── Trecho fornecido ──

Não demorou muito para que o artista fosse considerado uma celebridade muito querida e que fosse conhecido como uma autoridade no mundo dos gatos: foi eleito presidente do National Cat Club, julgou competições de gatos, esteve envolvido com a Sociedade para a Proteção de Gatos e em uma campanha contra testes em animais. Tudo isso contribuiu para desestigmatizar a magem dos felinos por parte dos britânicos.
Porém, mais um golpe em sua saúde mental estaria por vir. Wain, que já não tinha talento para negócios, sendo explorado e deixando de cobrar royalties por seus trabalhos, se deparou com a escassez do mercado durante a guerra, fazendo com que enfrentasse novamente a pobreza e, assim, agravando seu quadro depressivo. O antes gentil Louis Wain foi se tornando mais violento e de comportamento inconstante.
O artista passou a acusar as irmãs de roubo e maus tratos, e chegava a passar horas trancado em seu quarto escrevendo sobre espíritos. A família procurou a ajuda de um médico que o internou no Hospital Psiquiátrico de Springfield, em Londres. Na época, não havia a compreensão e diversidade de diagnósticos existente hoje, portanto, ele foi diagnosticado como louco. Algumas teorias apontam que, nos dias de hoje ele poderia apresentar diagnósticos de Transtorno do Espectro Autista. Outras apontam para Esquizofrenia.

───

▶ [O que fazer]:
(a) Segundo o trecho sobre Louis Wain, por que ele foi diagnosticado como louco? Responda em uma ou duas frases.
(b) Diga se cada afirmação concorda com o trecho sobre Louis Wain, respondendo sim ou não e citando as palavras do trecho que decidem a questão: (i) Wain foi eleito presidente do National Cat Club; (ii) a família internou Wain sem procurar um médico; (iii) Wain cobrava royalties por seus trabalhos.
(c) Liste, por favor, todas as atividades que o trecho sobre Louis Wain menciona depois de afirmar que ele era conhecido como uma autoridade no mundo dos gatos.

── Material de origem ──

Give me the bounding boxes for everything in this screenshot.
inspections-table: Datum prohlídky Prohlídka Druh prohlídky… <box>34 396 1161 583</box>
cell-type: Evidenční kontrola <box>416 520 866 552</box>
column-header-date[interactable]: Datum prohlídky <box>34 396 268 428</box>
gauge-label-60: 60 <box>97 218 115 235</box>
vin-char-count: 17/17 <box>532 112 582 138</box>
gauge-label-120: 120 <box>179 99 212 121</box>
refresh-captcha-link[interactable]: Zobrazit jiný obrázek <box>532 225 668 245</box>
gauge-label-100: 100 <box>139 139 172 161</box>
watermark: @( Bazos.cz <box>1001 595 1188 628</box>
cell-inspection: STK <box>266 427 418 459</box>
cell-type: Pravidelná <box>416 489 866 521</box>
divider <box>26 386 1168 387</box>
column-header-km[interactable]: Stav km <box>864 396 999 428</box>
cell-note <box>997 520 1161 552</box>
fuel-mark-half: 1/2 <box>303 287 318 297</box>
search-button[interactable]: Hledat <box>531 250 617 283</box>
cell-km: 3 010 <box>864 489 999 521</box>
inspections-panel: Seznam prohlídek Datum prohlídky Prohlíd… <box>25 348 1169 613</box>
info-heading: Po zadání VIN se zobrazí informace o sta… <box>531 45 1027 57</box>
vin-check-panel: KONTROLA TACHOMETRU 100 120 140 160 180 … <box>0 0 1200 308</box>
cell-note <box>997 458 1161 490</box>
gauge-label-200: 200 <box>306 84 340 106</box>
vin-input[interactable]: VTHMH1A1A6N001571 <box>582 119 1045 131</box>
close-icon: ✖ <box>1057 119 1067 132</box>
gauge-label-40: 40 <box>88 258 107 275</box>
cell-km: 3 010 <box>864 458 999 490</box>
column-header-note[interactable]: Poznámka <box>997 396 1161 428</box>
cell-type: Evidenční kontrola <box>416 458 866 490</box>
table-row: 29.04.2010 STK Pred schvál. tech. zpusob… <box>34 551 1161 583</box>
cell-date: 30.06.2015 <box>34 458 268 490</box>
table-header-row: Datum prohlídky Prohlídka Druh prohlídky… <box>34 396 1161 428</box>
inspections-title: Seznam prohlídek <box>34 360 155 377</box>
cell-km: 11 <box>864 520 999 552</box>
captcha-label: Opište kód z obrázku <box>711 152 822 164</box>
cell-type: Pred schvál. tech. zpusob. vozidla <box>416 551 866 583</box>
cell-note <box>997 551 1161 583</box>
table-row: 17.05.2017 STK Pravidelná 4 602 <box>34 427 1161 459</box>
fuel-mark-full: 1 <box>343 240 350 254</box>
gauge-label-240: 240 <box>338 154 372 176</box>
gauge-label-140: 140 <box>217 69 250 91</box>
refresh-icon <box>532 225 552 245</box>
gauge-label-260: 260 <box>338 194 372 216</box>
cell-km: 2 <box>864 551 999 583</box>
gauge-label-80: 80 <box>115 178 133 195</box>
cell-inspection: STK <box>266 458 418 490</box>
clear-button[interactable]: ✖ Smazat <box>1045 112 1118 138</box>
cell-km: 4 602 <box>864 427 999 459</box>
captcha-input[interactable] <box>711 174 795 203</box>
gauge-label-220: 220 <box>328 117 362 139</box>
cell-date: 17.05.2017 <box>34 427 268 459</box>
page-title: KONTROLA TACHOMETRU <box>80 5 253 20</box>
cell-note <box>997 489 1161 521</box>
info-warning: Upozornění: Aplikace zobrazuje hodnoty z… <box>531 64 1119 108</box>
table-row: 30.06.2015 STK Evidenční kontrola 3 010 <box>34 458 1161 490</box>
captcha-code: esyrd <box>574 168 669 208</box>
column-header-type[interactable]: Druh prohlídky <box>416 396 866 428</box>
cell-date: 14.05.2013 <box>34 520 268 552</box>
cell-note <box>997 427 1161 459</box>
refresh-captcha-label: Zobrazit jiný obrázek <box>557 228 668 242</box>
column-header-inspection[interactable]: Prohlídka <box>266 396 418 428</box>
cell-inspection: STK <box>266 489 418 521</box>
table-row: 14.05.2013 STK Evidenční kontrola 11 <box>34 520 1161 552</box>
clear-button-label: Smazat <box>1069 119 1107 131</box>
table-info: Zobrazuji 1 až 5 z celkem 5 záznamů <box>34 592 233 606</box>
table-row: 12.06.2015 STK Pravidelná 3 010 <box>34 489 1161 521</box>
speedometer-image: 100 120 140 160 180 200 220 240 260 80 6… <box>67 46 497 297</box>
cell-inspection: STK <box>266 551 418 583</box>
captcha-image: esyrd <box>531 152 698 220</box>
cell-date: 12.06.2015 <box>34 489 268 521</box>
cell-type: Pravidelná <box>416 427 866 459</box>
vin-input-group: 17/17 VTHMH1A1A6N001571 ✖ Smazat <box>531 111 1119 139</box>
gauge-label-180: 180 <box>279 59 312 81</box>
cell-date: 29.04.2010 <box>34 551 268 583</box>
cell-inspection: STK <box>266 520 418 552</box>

───

▶ [Conjunto de respostas]:
(a) Porque, naquela época, não havia a compreensão e a diversidade de diagnósticos que existem hoje.

(b)
(i) Sim: "foi eleito presidente do National Cat Club".
(ii) Não: "A família procurou a ajuda de um médico que o internou no Hospital Psiquiátrico de Springfield".
(iii) Não: "deixando de cobrar royalties por seus trabalhos".

(c)
- Foi eleito presidente do National Cat Club.
- Julgou competições de gatos.
- Esteve envolvido com a Sociedade para a Proteção de Gatos.
- Participou de uma campanha contra testes em animais.